WRITTEN REQUEST: Below are the records. List every line holding the word "JSON".

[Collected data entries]

:::::

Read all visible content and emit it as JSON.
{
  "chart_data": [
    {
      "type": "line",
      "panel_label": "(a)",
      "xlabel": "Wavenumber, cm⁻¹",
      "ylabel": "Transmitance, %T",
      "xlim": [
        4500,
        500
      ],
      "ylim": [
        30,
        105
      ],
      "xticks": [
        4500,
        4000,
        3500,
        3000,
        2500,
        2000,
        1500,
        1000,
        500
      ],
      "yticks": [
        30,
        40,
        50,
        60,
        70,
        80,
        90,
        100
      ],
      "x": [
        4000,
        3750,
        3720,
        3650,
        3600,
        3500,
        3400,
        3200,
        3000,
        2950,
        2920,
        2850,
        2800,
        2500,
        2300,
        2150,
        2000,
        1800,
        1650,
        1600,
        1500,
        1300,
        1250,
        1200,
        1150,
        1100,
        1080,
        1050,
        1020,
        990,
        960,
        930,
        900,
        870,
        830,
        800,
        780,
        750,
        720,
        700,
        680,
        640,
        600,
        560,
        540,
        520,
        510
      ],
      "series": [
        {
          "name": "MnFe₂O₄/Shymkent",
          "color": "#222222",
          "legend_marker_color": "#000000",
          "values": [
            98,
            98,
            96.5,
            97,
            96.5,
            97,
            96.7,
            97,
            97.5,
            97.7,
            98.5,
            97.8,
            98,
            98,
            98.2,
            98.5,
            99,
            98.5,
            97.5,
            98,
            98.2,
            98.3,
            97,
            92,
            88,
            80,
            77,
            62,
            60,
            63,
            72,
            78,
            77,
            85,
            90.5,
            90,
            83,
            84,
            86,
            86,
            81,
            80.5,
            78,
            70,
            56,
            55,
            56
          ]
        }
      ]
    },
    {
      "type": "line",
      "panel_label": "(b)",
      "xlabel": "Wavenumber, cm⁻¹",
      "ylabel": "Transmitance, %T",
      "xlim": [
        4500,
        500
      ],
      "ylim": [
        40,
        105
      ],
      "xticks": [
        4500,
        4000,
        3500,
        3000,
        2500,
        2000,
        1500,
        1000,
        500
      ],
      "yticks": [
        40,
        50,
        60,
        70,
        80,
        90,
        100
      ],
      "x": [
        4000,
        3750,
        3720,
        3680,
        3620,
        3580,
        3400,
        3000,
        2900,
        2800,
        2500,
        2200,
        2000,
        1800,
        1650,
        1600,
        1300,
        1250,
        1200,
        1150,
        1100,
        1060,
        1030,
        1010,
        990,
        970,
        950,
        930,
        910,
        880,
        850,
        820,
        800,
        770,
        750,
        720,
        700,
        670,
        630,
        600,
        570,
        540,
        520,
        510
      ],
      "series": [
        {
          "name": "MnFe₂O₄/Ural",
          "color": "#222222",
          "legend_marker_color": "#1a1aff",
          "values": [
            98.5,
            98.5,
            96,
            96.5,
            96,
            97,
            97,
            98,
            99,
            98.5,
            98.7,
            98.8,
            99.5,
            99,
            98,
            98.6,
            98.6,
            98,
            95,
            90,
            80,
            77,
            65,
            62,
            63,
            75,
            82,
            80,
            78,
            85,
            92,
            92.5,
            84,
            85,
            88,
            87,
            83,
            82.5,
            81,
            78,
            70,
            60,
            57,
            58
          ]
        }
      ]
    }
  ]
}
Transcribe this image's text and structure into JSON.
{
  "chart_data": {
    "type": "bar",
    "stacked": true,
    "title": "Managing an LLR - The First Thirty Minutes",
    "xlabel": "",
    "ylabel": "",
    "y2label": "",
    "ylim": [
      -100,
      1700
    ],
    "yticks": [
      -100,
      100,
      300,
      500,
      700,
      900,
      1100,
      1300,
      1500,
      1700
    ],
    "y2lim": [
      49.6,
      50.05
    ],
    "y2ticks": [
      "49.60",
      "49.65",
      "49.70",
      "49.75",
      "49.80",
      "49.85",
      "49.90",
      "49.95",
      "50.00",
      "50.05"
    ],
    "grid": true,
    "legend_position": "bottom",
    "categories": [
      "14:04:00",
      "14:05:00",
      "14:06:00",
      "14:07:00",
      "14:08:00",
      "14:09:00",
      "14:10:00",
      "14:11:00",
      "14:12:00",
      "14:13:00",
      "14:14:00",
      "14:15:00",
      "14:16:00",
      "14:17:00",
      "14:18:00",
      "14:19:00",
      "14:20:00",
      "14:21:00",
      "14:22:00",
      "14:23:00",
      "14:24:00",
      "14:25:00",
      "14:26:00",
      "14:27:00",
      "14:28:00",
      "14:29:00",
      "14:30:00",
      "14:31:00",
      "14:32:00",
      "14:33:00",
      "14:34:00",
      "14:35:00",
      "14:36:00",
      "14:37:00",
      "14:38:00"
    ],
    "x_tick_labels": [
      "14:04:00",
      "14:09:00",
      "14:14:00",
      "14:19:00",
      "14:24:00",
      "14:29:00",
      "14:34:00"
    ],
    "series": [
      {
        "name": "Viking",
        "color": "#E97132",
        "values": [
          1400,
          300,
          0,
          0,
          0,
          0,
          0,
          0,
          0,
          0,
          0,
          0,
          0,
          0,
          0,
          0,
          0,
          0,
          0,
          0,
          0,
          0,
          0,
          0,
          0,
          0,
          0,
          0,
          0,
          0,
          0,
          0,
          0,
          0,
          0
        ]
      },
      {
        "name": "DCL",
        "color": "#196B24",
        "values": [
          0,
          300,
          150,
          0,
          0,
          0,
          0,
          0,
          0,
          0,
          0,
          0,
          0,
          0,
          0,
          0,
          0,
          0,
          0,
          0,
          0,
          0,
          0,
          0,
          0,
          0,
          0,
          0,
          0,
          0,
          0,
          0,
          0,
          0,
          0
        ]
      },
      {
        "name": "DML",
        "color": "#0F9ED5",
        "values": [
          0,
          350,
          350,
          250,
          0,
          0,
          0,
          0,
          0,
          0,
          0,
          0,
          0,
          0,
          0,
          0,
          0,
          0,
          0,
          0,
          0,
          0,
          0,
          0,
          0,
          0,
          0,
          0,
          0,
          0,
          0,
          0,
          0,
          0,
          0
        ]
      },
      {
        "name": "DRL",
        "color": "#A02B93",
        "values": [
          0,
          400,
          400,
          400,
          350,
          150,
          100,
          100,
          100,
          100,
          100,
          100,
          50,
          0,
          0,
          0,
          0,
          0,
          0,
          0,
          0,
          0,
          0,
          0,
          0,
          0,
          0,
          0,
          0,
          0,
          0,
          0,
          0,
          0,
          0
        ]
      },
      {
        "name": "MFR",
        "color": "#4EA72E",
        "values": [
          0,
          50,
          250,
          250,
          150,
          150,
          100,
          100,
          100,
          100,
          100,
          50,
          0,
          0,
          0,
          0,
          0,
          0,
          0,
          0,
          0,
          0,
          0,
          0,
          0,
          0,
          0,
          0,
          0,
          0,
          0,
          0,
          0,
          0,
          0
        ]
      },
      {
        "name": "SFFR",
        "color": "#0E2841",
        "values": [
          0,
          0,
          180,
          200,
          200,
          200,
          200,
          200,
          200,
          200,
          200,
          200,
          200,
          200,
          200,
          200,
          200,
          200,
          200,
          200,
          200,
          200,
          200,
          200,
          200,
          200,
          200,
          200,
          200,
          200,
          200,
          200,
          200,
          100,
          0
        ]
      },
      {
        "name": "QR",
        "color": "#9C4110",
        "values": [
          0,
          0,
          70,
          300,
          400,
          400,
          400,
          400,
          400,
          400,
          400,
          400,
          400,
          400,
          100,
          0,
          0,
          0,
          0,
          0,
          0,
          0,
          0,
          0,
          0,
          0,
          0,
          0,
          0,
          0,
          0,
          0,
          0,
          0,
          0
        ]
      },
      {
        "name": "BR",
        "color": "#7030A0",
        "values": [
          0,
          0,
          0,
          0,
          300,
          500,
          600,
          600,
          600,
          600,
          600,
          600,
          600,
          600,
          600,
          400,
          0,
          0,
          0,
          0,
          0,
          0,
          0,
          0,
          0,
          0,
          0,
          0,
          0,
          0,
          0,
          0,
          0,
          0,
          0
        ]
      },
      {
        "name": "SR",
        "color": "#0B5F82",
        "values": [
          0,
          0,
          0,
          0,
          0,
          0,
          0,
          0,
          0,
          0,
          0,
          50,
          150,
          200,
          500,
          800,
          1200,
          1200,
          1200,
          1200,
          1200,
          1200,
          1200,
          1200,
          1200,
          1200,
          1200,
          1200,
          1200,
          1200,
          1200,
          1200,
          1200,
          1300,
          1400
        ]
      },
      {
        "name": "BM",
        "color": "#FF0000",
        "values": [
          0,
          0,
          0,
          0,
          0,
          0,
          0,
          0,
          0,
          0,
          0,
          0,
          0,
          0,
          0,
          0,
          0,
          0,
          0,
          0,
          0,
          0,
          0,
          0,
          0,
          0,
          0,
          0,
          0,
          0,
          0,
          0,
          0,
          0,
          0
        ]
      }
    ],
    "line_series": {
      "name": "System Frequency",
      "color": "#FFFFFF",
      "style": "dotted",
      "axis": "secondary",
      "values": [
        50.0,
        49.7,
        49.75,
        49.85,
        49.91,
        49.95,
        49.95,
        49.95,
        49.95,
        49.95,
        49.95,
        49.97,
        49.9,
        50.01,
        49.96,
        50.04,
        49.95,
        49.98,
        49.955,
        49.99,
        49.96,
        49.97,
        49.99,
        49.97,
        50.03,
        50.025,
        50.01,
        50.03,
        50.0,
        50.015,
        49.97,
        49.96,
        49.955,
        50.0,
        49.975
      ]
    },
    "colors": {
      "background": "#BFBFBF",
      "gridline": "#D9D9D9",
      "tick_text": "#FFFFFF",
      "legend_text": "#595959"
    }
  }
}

:::::

SOLUTION FOR THIS EXERCISE:
Read all visible content and emit it as JSON.
Transcribe this image's text and structure into JSON.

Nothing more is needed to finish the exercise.